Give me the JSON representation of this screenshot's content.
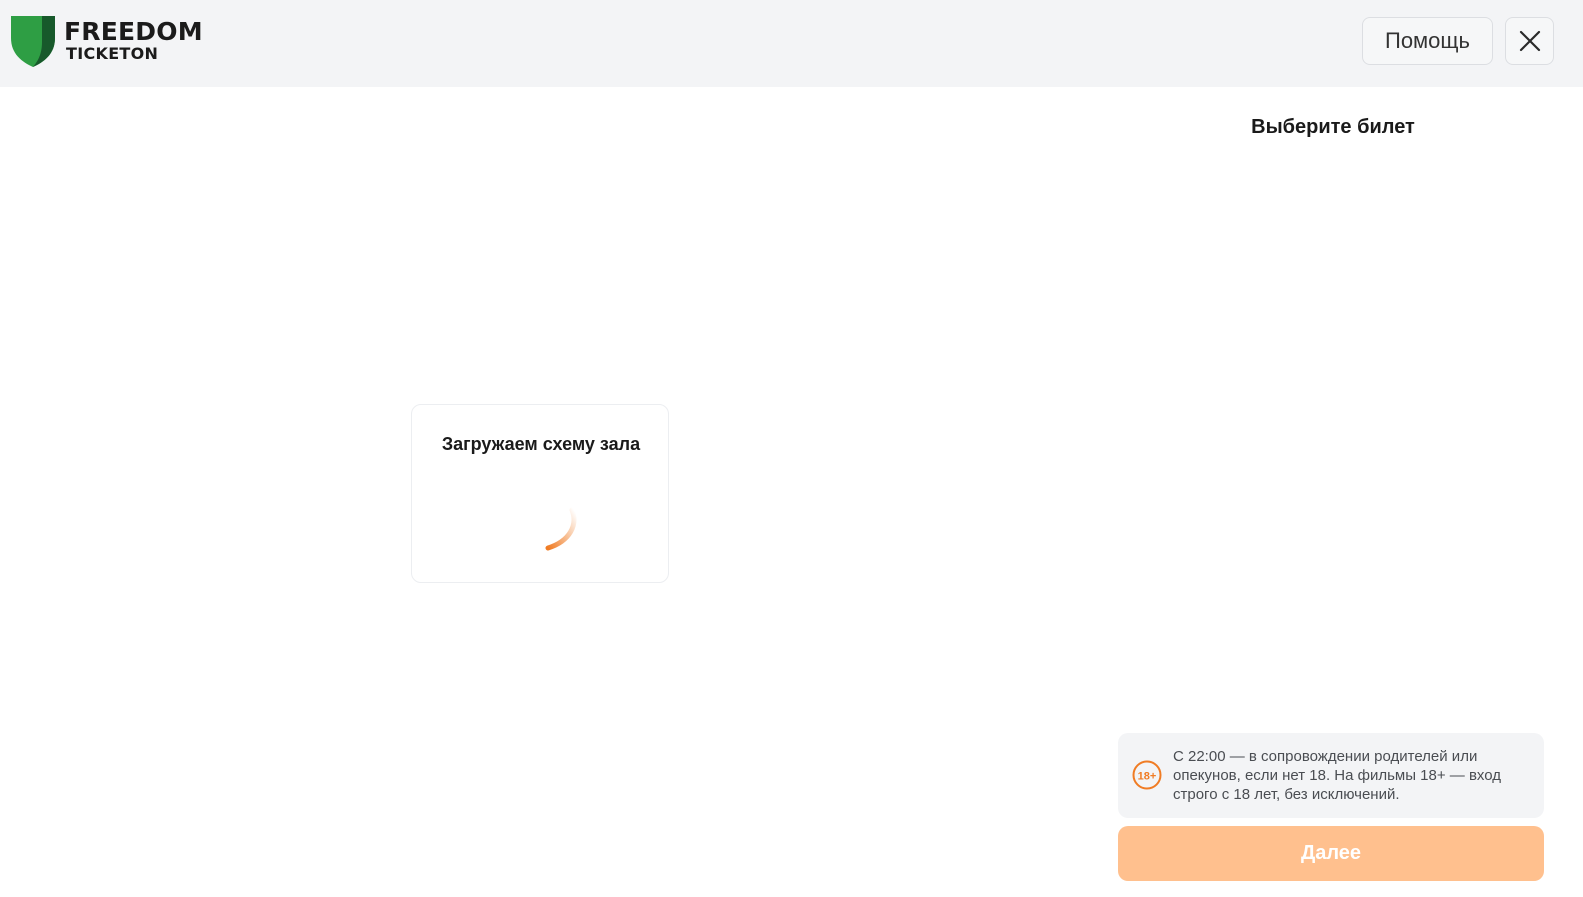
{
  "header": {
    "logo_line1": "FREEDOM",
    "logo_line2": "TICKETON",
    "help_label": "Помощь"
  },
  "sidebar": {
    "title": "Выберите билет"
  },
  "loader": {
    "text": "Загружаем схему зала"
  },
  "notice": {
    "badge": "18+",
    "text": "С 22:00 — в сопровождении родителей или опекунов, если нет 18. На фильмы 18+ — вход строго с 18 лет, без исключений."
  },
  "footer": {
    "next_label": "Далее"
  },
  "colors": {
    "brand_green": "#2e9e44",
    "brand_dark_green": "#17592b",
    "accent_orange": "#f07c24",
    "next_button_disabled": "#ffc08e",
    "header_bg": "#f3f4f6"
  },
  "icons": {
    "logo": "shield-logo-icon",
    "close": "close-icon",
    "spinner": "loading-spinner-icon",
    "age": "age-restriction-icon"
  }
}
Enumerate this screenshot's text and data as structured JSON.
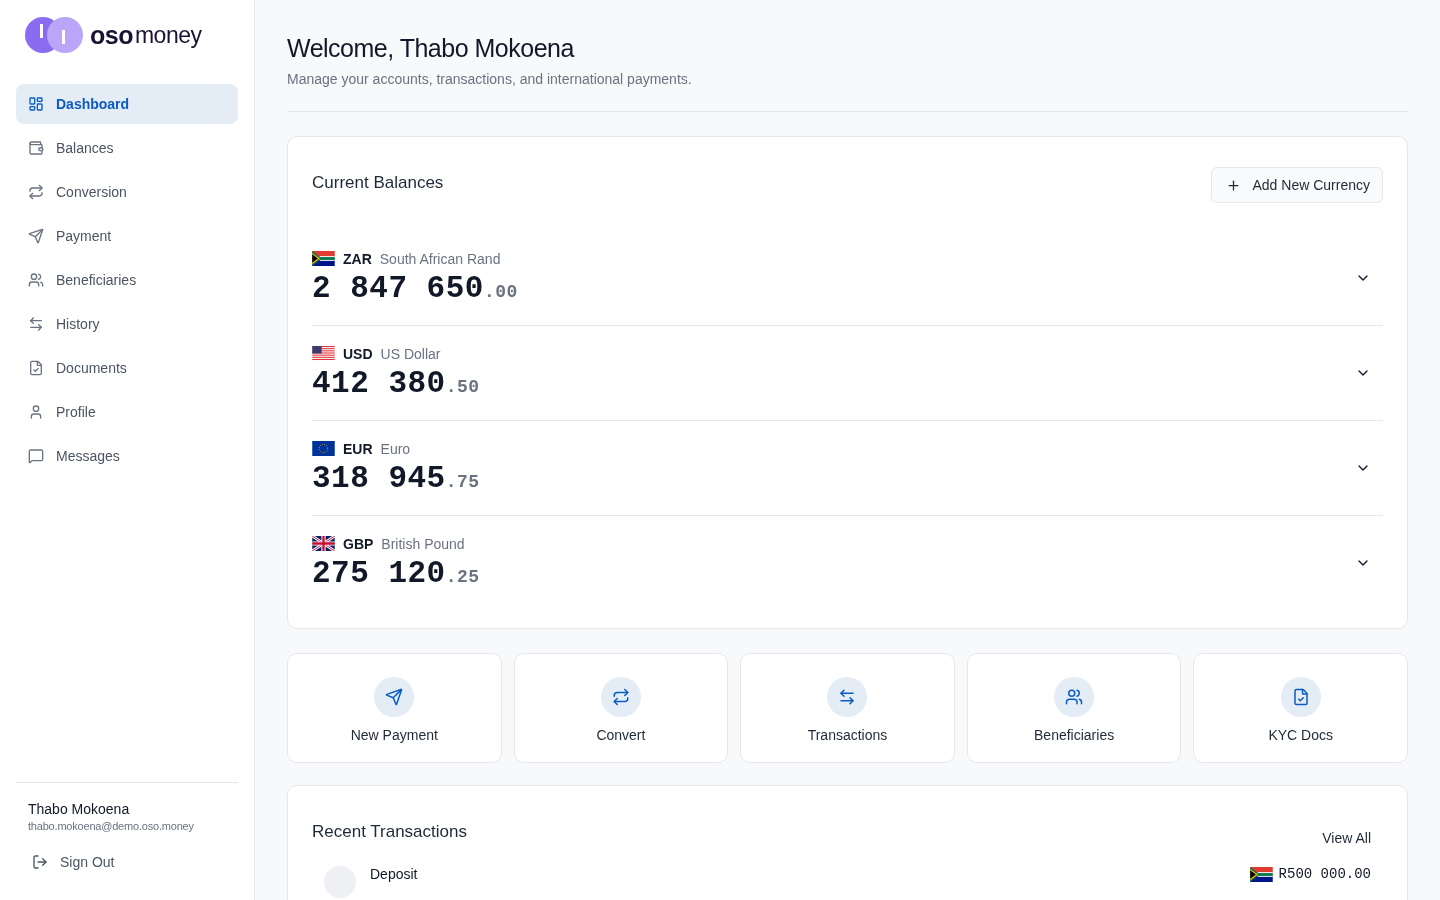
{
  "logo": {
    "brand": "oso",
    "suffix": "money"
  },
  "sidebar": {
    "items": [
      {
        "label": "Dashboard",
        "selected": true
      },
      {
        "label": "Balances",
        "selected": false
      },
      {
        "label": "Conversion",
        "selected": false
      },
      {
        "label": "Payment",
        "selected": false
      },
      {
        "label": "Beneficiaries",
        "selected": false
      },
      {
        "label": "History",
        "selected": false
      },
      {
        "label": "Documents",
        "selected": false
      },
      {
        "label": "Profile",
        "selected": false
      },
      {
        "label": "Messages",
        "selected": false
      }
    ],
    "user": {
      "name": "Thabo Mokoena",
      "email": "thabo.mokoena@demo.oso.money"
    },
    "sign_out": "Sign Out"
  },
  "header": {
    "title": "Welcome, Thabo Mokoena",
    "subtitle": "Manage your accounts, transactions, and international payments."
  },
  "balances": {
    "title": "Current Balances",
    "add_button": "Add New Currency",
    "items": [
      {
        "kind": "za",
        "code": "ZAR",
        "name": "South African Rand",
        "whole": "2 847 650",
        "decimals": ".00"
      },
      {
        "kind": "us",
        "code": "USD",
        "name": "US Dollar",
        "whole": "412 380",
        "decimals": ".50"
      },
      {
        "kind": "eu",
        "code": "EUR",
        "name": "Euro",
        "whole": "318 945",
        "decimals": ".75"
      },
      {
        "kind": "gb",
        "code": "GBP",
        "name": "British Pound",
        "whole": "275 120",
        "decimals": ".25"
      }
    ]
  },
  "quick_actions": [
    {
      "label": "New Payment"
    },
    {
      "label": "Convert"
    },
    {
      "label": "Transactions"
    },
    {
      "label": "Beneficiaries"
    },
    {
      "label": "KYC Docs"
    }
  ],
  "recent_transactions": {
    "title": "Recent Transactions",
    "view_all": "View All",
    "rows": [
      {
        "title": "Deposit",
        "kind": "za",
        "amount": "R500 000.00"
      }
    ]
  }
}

━━━━━━━━━━━━━━━━━━━━

Task goal:
In the listing, find every line containing the word "JSON" and list it.

Output for this exercise:
Give me the JSON representation of this screenshot's content.
Enumerate this screenshot's text and data as structured JSON.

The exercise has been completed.